- [ЧТО НУЖНО СДЕЛАТЬ]: Повторите слово в слово строки материала, начиная с самой первой и заканчивая строкой, в которой есть «1100, 885, 1402]», включительно.

====== МАТЕРИАЛ ДЛЯ ЗАДАНИЯ

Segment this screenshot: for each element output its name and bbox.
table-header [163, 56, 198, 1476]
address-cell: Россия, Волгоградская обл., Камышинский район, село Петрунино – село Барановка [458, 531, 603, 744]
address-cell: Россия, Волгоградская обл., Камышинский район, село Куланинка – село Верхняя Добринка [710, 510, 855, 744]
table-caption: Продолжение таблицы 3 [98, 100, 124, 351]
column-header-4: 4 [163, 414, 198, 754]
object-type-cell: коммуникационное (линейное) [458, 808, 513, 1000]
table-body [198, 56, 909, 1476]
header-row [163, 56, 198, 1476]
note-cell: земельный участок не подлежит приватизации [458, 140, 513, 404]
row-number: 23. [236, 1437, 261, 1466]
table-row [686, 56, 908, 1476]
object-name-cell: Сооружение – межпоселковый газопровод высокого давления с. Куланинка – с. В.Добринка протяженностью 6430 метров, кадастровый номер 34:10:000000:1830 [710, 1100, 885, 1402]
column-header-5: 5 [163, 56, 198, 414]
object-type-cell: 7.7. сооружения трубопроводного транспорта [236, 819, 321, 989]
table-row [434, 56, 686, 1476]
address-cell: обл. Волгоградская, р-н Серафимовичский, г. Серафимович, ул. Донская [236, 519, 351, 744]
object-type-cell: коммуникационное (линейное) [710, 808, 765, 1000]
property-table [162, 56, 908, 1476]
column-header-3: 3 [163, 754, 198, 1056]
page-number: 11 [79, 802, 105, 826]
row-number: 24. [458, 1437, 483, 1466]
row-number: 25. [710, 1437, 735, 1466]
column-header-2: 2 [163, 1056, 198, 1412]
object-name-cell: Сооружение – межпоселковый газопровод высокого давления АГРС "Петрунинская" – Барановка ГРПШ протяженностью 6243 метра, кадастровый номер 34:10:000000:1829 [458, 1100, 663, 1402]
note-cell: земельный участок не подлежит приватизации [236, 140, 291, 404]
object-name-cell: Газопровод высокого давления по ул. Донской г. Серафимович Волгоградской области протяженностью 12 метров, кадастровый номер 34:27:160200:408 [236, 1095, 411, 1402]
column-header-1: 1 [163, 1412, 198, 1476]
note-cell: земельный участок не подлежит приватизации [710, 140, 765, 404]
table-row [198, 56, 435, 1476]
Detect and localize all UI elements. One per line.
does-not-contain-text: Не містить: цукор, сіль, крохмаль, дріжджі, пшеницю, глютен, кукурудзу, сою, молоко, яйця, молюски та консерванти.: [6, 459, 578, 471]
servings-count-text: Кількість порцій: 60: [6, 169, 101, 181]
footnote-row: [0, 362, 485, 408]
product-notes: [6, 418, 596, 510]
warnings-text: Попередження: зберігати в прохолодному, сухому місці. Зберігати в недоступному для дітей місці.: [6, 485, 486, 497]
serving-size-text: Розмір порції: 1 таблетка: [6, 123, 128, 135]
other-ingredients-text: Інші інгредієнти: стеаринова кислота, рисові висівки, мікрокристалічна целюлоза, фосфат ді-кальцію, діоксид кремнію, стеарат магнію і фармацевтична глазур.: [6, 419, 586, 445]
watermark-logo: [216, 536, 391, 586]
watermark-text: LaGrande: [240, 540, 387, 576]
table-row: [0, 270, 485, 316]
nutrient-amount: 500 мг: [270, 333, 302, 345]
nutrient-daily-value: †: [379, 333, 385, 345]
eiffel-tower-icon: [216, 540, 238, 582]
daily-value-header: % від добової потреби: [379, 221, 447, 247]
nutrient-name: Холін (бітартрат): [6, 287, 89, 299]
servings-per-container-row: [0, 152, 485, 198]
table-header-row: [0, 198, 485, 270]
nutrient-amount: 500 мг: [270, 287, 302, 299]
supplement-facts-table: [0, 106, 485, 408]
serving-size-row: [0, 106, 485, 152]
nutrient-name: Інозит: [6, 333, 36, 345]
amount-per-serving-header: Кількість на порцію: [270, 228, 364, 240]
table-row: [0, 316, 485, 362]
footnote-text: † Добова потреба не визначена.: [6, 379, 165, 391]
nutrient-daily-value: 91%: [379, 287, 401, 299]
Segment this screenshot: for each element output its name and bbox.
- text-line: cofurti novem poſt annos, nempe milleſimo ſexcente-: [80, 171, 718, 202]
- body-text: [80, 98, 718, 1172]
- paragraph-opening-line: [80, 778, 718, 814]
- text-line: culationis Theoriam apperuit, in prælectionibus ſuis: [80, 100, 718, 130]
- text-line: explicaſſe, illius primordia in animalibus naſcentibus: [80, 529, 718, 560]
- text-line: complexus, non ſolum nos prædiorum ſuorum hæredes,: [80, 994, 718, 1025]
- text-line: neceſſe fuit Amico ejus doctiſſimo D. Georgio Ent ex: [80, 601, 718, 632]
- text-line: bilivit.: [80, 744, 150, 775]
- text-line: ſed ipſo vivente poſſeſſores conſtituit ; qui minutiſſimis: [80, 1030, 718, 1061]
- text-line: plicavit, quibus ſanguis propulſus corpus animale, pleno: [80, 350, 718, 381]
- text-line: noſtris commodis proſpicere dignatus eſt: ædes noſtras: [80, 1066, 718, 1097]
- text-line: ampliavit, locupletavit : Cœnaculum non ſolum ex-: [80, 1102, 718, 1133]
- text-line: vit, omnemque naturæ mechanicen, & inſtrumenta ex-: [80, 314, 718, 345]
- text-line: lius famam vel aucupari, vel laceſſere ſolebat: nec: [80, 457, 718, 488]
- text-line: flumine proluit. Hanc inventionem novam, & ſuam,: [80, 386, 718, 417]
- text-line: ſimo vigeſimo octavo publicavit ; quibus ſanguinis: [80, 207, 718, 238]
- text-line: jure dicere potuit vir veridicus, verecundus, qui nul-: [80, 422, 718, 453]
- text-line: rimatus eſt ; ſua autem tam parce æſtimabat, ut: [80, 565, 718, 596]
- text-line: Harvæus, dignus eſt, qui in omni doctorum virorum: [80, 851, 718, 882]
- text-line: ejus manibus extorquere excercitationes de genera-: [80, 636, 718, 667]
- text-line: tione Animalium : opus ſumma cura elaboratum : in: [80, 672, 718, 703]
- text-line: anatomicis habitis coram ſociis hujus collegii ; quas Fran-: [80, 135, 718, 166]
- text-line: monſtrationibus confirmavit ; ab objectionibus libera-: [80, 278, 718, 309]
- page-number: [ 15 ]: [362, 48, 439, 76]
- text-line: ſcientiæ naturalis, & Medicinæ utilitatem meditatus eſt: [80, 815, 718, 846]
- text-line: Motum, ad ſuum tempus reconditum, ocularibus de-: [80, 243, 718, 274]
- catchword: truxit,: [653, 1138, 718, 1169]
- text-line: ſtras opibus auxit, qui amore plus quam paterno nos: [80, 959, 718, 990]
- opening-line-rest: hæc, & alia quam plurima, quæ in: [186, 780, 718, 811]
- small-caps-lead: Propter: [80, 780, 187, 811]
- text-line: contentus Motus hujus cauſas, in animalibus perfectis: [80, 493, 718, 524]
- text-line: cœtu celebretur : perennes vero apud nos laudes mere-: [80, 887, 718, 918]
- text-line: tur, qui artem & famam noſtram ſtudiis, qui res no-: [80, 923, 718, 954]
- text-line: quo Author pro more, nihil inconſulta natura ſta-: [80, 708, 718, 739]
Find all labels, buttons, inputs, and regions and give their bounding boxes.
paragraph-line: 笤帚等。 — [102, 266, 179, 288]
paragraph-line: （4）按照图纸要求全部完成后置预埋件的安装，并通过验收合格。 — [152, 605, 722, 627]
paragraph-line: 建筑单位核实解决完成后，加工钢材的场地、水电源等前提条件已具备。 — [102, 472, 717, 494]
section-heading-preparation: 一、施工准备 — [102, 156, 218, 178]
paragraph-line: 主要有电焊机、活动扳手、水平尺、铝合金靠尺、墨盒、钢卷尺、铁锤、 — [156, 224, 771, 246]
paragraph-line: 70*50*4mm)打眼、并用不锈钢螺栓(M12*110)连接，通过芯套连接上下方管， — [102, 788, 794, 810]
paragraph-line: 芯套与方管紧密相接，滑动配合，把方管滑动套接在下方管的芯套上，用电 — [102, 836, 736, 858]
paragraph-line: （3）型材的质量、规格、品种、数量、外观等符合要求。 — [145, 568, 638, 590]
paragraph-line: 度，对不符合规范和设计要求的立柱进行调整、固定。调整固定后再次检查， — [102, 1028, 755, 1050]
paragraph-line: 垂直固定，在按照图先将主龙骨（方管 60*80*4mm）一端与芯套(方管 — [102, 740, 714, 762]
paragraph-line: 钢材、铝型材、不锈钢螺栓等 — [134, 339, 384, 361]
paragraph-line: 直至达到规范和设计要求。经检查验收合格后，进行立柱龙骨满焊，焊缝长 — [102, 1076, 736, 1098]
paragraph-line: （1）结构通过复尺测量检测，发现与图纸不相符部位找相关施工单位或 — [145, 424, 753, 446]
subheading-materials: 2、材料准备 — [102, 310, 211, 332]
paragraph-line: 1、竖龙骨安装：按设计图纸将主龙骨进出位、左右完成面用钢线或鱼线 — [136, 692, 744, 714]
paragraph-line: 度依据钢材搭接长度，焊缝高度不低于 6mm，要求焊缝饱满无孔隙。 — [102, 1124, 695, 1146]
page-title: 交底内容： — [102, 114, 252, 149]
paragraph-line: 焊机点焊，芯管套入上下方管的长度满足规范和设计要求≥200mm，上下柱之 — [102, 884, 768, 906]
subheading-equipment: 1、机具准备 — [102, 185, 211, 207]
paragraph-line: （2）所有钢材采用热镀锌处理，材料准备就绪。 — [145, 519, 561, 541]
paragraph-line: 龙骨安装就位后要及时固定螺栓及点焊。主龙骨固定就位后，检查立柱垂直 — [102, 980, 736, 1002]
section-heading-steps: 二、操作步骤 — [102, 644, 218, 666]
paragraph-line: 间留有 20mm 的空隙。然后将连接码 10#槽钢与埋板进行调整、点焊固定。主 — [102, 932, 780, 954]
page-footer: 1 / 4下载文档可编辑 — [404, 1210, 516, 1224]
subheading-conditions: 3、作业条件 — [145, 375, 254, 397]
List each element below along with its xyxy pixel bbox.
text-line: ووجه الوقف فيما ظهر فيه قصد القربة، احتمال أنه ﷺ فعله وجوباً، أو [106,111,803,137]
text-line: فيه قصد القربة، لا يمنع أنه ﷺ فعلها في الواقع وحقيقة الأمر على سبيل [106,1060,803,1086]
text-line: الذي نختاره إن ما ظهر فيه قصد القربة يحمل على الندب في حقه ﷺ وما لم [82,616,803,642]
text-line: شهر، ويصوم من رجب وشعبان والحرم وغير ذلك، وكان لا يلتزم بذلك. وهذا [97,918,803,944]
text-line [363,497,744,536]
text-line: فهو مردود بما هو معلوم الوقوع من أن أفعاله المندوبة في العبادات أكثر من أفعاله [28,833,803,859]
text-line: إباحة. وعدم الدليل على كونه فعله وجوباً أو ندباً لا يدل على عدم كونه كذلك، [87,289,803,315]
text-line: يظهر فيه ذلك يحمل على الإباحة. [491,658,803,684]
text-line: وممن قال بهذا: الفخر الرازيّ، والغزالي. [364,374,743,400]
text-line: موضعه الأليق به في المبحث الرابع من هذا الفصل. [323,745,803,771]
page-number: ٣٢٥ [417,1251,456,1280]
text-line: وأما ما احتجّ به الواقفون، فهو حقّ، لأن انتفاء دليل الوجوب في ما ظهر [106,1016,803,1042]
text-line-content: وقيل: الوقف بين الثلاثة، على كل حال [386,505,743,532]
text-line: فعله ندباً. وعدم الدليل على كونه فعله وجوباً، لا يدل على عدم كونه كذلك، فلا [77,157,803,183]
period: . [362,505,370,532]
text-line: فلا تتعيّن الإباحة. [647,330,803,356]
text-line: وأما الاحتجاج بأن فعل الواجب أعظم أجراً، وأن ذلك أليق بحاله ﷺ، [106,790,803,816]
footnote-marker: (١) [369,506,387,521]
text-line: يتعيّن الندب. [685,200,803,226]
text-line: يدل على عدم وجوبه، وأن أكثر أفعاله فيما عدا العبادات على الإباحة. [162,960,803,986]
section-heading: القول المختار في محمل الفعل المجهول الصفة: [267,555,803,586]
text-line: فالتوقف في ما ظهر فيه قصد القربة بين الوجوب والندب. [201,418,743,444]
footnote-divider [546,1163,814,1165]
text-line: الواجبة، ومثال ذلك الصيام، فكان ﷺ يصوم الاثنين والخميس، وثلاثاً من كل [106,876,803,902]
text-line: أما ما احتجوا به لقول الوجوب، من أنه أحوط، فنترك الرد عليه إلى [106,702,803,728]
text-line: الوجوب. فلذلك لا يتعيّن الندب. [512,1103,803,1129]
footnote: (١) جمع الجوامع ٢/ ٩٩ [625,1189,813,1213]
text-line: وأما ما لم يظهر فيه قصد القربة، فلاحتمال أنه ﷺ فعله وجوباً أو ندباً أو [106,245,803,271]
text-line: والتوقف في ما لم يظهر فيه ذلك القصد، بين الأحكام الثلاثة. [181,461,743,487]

============

- [ПРАВИЛЬНЫЙ РЕЗУЛЬТАТ]:
Segment this screenshot: for each element output its name and bbox.
table-header [163, 56, 198, 1476]
address-cell: Россия, Волгоградская обл., Камышинский район, село Петрунино – село Барановка [458, 531, 603, 744]
address-cell: Россия, Волгоградская обл., Камышинский район, село Куланинка – село Верхняя Добринка [710, 510, 855, 744]
table-caption: Продолжение таблицы 3 [98, 100, 124, 351]
column-header-4: 4 [163, 414, 198, 754]
object-type-cell: коммуникационное (линейное) [458, 808, 513, 1000]
table-body [198, 56, 909, 1476]
header-row [163, 56, 198, 1476]
note-cell: земельный участок не подлежит приватизации [458, 140, 513, 404]
row-number: 23. [236, 1437, 261, 1466]
table-row [686, 56, 908, 1476]
object-name-cell: Сооружение – межпоселковый газопровод высокого давления с. Куланинка – с. В.Добринка протяженностью 6430 метров, кадастровый номер 34:10:000000:1830 [710, 1100, 885, 1402]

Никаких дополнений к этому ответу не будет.